Dataset records
[START]

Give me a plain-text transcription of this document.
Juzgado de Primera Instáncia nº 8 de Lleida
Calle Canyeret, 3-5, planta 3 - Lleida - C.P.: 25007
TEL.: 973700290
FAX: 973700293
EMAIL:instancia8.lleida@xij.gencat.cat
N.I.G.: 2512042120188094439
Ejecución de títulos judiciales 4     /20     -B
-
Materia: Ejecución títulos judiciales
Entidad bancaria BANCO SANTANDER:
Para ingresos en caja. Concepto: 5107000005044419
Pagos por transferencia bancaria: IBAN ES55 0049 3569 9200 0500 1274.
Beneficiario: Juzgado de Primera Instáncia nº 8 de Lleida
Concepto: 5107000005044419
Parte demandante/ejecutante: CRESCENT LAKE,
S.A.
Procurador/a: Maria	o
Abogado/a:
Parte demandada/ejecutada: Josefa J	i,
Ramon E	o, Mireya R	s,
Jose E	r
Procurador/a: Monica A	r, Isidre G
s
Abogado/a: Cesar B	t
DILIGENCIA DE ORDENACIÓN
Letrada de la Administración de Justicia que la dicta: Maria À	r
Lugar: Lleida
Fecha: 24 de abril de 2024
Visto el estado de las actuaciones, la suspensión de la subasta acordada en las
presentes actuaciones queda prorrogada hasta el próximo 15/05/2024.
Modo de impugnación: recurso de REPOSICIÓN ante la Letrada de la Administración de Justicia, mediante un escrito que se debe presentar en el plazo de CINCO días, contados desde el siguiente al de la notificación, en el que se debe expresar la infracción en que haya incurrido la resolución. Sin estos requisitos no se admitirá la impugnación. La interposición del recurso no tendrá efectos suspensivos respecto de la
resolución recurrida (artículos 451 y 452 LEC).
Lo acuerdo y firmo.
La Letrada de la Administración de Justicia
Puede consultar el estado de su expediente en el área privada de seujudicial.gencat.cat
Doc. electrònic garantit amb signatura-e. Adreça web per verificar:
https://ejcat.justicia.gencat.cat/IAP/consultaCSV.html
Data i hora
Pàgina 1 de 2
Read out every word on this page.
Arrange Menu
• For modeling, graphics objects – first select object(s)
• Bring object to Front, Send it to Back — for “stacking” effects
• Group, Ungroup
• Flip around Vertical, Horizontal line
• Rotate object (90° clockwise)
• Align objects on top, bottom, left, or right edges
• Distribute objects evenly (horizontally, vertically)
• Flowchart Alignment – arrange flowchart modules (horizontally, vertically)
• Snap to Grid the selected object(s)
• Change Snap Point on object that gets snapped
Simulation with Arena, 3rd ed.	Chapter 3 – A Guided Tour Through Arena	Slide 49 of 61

[END]

Write the data from above out again, exactly.

Give me a plain-text transcription of this document.
Juzgado de Primera Instáncia nº 8 de Lleida
Calle Canyeret, 3-5, planta 3 - Lleida - C.P.: 25007
TEL.: 973700290
FAX: 973700293
EMAIL:instancia8.lleida@xij.gencat.cat
N.I.G.: 2512042120188094439
Ejecución de títulos judiciales 4     /20     -B
-
Materia: Ejecución títulos judiciales
Entidad bancaria BANCO SANTANDER:
Para ingresos en caja. Concepto: 5107000005044419
Pagos por transferencia bancaria: IBAN ES55 0049 3569 9200 0500 1274.
Beneficiario: Juzgado de Primera Instáncia nº 8 de Lleida
Concepto: 5107000005044419
Parte demandante/ejecutante: CRESCENT LAKE,
S.A.
Procurador/a: Maria	o
Abogado/a:
Parte demandada/ejecutada: Josefa J	i,
Ramon E	o, Mireya R	s,
Jose E	r
Procurador/a: Monica A	r, Isidre G
s
Abogado/a: Cesar B	t
DILIGENCIA DE ORDENACIÓN
Letrada de la Administración de Justicia que la dicta: Maria À	r
Lugar: Lleida
Fecha: 24 de abril de 2024
Visto el estado de las actuaciones, la suspensión de la subasta acordada en las
presentes actuaciones queda prorrogada hasta el próximo 15/05/2024.
Modo de impugnación: recurso de REPOSICIÓN ante la Letrada de la Administración de Justicia, mediante un escrito que se debe presentar en el plazo de CINCO días, contados desde el siguiente al de la notificación, en el que se debe expresar la infracción en que haya incurrido la resolución. Sin estos requisitos no se admitirá la impugnación. La interposición del recurso no tendrá efectos suspensivos respecto de la
resolución recurrida (artículos 451 y 452 LEC).
Lo acuerdo y firmo.
La Letrada de la Administración de Justicia
Puede consultar el estado de su expediente en el área privada de seujudicial.gencat.cat
Doc. electrònic garantit amb signatura-e. Adreça web per verificar:
https://ejcat.justicia.gencat.cat/IAP/consultaCSV.html
Data i hora
Pàgina 1 de 2
Read out every word on this page.
Arrange Menu
• For modeling, graphics objects – first select object(s)
• Bring object to Front, Send it to Back — for “stacking” effects
• Group, Ungroup
• Flip around Vertical, Horizontal line
• Rotate object (90° clockwise)
• Align objects on top, bottom, left, or right edges
• Distribute objects evenly (horizontally, vertically)
• Flowchart Alignment – arrange flowchart modules (horizontally, vertically)
• Snap to Grid the selected object(s)
• Change Snap Point on object that gets snapped
Simulation with Arena, 3rd ed.	Chapter 3 – A Guided Tour Through Arena	Slide 49 of 61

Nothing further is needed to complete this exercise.